Extracted material
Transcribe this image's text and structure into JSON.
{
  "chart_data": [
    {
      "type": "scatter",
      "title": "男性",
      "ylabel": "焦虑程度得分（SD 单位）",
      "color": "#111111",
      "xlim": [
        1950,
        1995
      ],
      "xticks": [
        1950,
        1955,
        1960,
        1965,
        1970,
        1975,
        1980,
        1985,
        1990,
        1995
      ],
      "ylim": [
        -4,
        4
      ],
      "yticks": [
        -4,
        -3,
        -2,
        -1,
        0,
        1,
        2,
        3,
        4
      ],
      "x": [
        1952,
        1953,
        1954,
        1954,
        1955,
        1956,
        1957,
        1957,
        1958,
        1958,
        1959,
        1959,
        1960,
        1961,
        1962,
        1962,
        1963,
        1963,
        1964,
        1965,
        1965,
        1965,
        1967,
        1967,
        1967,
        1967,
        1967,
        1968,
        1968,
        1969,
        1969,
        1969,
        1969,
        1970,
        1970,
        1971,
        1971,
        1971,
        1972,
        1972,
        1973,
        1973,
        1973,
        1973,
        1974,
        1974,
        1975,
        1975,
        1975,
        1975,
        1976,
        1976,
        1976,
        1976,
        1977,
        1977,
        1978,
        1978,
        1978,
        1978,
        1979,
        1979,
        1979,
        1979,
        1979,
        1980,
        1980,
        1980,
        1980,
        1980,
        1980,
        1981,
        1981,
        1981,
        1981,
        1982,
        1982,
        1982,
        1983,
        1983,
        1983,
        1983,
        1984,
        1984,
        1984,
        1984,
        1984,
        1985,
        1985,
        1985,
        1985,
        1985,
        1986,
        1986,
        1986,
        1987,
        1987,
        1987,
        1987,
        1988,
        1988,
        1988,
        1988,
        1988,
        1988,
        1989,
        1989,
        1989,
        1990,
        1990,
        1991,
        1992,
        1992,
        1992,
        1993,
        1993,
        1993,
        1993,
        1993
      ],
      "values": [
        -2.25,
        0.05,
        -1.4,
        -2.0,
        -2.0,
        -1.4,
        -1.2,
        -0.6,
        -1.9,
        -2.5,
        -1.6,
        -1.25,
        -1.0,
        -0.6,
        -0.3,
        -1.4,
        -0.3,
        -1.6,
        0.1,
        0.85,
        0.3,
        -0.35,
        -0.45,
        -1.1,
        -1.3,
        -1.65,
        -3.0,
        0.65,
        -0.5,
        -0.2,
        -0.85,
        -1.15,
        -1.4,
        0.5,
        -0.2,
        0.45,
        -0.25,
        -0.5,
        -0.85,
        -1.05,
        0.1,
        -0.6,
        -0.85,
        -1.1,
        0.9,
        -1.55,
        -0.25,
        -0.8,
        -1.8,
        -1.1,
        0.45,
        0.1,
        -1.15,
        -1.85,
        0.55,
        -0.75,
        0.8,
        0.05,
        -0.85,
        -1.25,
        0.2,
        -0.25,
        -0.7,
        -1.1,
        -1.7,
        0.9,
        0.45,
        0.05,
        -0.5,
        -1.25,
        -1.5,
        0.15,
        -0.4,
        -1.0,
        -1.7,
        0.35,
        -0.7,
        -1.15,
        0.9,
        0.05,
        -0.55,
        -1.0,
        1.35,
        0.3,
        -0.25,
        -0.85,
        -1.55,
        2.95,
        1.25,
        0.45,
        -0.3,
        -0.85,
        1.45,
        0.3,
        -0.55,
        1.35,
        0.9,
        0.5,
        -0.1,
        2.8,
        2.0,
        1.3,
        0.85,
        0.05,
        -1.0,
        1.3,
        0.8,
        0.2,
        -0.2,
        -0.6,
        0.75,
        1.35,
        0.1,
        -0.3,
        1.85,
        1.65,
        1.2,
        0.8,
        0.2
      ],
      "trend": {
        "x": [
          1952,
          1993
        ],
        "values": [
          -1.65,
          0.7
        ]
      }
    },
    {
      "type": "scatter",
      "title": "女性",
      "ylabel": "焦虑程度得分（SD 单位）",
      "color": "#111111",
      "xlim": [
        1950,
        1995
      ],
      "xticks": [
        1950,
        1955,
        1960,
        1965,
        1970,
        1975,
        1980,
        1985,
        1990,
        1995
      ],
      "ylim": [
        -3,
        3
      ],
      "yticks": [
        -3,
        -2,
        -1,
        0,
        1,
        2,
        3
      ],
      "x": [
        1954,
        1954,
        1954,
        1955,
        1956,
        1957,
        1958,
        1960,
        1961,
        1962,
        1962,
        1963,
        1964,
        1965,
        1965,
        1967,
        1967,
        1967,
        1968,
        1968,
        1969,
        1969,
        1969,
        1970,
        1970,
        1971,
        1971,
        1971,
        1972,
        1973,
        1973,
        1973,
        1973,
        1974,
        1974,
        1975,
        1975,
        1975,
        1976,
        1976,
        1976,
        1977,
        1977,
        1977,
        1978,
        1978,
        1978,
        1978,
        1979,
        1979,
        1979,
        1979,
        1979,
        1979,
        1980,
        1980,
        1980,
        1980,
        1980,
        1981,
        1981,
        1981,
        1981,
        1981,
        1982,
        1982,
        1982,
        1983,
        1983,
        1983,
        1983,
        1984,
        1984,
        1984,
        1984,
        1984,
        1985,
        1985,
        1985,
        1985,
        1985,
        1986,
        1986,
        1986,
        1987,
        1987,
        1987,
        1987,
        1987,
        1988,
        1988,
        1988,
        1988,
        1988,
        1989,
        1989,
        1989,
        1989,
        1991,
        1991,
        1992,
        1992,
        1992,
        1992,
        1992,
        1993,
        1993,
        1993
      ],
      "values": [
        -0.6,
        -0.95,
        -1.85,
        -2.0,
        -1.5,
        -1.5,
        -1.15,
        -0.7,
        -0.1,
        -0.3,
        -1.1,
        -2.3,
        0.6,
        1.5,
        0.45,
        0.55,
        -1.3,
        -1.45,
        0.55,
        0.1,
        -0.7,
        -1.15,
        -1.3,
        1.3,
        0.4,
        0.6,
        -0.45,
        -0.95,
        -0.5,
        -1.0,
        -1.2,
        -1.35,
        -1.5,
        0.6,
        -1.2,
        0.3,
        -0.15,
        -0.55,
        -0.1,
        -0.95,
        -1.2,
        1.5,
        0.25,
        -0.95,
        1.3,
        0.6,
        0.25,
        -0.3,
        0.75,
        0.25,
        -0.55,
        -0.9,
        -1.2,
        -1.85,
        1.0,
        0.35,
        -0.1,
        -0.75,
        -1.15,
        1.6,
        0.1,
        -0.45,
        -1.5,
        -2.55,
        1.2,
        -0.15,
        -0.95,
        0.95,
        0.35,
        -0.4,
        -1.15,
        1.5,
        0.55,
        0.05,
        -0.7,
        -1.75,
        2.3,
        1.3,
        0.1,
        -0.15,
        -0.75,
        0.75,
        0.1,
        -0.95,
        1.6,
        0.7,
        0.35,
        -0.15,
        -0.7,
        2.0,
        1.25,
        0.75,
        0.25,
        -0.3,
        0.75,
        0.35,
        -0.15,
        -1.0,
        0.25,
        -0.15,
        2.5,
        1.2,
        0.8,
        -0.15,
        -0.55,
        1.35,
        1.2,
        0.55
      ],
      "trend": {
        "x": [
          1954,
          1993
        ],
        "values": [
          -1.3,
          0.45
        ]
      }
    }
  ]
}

Stated exercise
Output each entry precisely as given.

Task response
Transcribe this image's text and structure into JSON.
{
  "chart_data": [
    {
      "type": "scatter",
      "title": "男性",
      "ylabel": "焦虑程度得分（SD 单位）",
      "color": "#111111",
      "xlim": [
        1950,
        1995
      ],
      "xticks": [
        1950,
        1955,
        1960,
        1965,
        1970,
        1975,
        1980,
        1985,
        1990,
        1995
      ],
      "ylim": [
        -4,
        4
      ],
      "yticks": [
        -4,
        -3,
        -2,
        -1,
        0,
        1,
        2,
        3,
        4
      ],
      "x": [
        1952,
        1953,
        1954,
        1954,
        1955,
        1956,
        1957,
        1957,
        1958,
        1958,
        1959,
        1959,
        1960,
        1961,
        1962,
        1962,
        1963,
        1963,
        1964,
        1965,
        1965,
        1965,
        1967,
        1967,
        1967,
        1967,
        1967,
        1968,
        1968,
        1969,
        1969,
        1969,
        1969,
        1970,
        1970,
        1971,
        1971,
        1971,
        1972,
        1972,
        1973,
        1973,
        1973,
        1973,
        1974,
        1974,
        1975,
        1975,
        1975,
        1975,
        1976,
        1976,
        1976,
        1976,
        1977,
        1977,
        1978,
        1978,
        1978,
        1978,
        1979,
        1979,
        1979,
        1979,
        1979,
        1980,
        1980,
        1980,
        1980,
        1980,
        1980,
        1981,
        1981,
        1981,
        1981,
        1982,
        1982,
        1982,
        1983,
        1983,
        1983,
        1983,
        1984,
        1984,
        1984,
        1984,
        1984,
        1985,
        1985,
        1985,
        1985,
        1985,
        1986,
        1986,
        1986,
        1987,
        1987,
        1987,
        1987,
        1988,
        1988,
        1988,
        1988,
        1988,
        1988,
        1989,
        1989,
        1989,
        1990,
        1990,
        1991,
        1992,
        1992,
        1992,
        1993,
        1993,
        1993,
        1993,
        1993
      ],
      "values": [
        -2.25,
        0.05,
        -1.4,
        -2.0,
        -2.0,
        -1.4,
        -1.2,
        -0.6,
        -1.9,
        -2.5,
        -1.6,
        -1.25,
        -1.0,
        -0.6,
        -0.3,
        -1.4,
        -0.3,
        -1.6,
        0.1,
        0.85,
        0.3,
        -0.35,
        -0.45,
        -1.1,
        -1.3,
        -1.65,
        -3.0,
        0.65,
        -0.5,
        -0.2,
        -0.85,
        -1.15,
        -1.4,
        0.5,
        -0.2,
        0.45,
        -0.25,
        -0.5,
        -0.85,
        -1.05,
        0.1,
        -0.6,
        -0.85,
        -1.1,
        0.9,
        -1.55,
        -0.25,
        -0.8,
        -1.8,
        -1.1,
        0.45,
        0.1,
        -1.15,
        -1.85,
        0.55,
        -0.75,
        0.8,
        0.05,
        -0.85,
        -1.25,
        0.2,
        -0.25,
        -0.7,
        -1.1,
        -1.7,
        0.9,
        0.45,
        0.05,
        -0.5,
        -1.25,
        -1.5,
        0.15,
        -0.4,
        -1.0,
        -1.7,
        0.35,
        -0.7,
        -1.15,
        0.9,
        0.05,
        -0.55,
        -1.0,
        1.35,
        0.3,
        -0.25,
        -0.85,
        -1.55,
        2.95,
        1.25,
        0.45,
        -0.3,
        -0.85,
        1.45,
        0.3,
        -0.55,
        1.35,
        0.9,
        0.5,
        -0.1,
        2.8,
        2.0,
        1.3,
        0.85,
        0.05,
        -1.0,
        1.3,
        0.8,
        0.2,
        -0.2,
        -0.6,
        0.75,
        1.35,
        0.1,
        -0.3,
        1.85,
        1.65,
        1.2,
        0.8,
        0.2
      ],
      "trend": {
        "x": [
          1952,
          1993
        ],
        "values": [
          -1.65,
          0.7
        ]
      }
    },
    {
      "type": "scatter",
      "title": "女性",
      "ylabel": "焦虑程度得分（SD 单位）",
      "color": "#111111",
      "xlim": [
        1950,
        1995
      ],
      "xticks": [
        1950,
        1955,
        1960,
        1965,
        1970,
        1975,
        1980,
        1985,
        1990,
        1995
      ],
      "ylim": [
        -3,
        3
      ],
      "yticks": [
        -3,
        -2,
        -1,
        0,
        1,
        2,
        3
      ],
      "x": [
        1954,
        1954,
        1954,
        1955,
        1956,
        1957,
        1958,
        1960,
        1961,
        1962,
        1962,
        1963,
        1964,
        1965,
        1965,
        1967,
        1967,
        1967,
        1968,
        1968,
        1969,
        1969,
        1969,
        1970,
        1970,
        1971,
        1971,
        1971,
        1972,
        1973,
        1973,
        1973,
        1973,
        1974,
        1974,
        1975,
        1975,
        1975,
        1976,
        1976,
        1976,
        1977,
        1977,
        1977,
        1978,
        1978,
        1978,
        1978,
        1979,
        1979,
        1979,
        1979,
        1979,
        1979,
        1980,
        1980,
        1980,
        1980,
        1980,
        1981,
        1981,
        1981,
        1981,
        1981,
        1982,
        1982,
        1982,
        1983,
        1983,
        1983,
        1983,
        1984,
        1984,
        1984,
        1984,
        1984,
        1985,
        1985,
        1985,
        1985,
        1985,
        1986,
        1986,
        1986,
        1987,
        1987,
        1987,
        1987,
        1987,
        1988,
        1988,
        1988,
        1988,
        1988,
        1989,
        1989,
        1989,
        1989,
        1991,
        1991,
        1992,
        1992,
        1992,
        1992,
        1992,
        1993,
        1993,
        1993
      ],
      "values": [
        -0.6,
        -0.95,
        -1.85,
        -2.0,
        -1.5,
        -1.5,
        -1.15,
        -0.7,
        -0.1,
        -0.3,
        -1.1,
        -2.3,
        0.6,
        1.5,
        0.45,
        0.55,
        -1.3,
        -1.45,
        0.55,
        0.1,
        -0.7,
        -1.15,
        -1.3,
        1.3,
        0.4,
        0.6,
        -0.45,
        -0.95,
        -0.5,
        -1.0,
        -1.2,
        -1.35,
        -1.5,
        0.6,
        -1.2,
        0.3,
        -0.15,
        -0.55,
        -0.1,
        -0.95,
        -1.2,
        1.5,
        0.25,
        -0.95,
        1.3,
        0.6,
        0.25,
        -0.3,
        0.75,
        0.25,
        -0.55,
        -0.9,
        -1.2,
        -1.85,
        1.0,
        0.35,
        -0.1,
        -0.75,
        -1.15,
        1.6,
        0.1,
        -0.45,
        -1.5,
        -2.55,
        1.2,
        -0.15,
        -0.95,
        0.95,
        0.35,
        -0.4,
        -1.15,
        1.5,
        0.55,
        0.05,
        -0.7,
        -1.75,
        2.3,
        1.3,
        0.1,
        -0.15,
        -0.75,
        0.75,
        0.1,
        -0.95,
        1.6,
        0.7,
        0.35,
        -0.15,
        -0.7,
        2.0,
        1.25,
        0.75,
        0.25,
        -0.3,
        0.75,
        0.35,
        -0.15,
        -1.0,
        0.25,
        -0.15,
        2.5,
        1.2,
        0.8,
        -0.15,
        -0.55,
        1.35,
        1.2,
        0.55
      ],
      "trend": {
        "x": [
          1954,
          1993
        ],
        "values": [
          -1.3,
          0.45
        ]
      }
    }
  ]
}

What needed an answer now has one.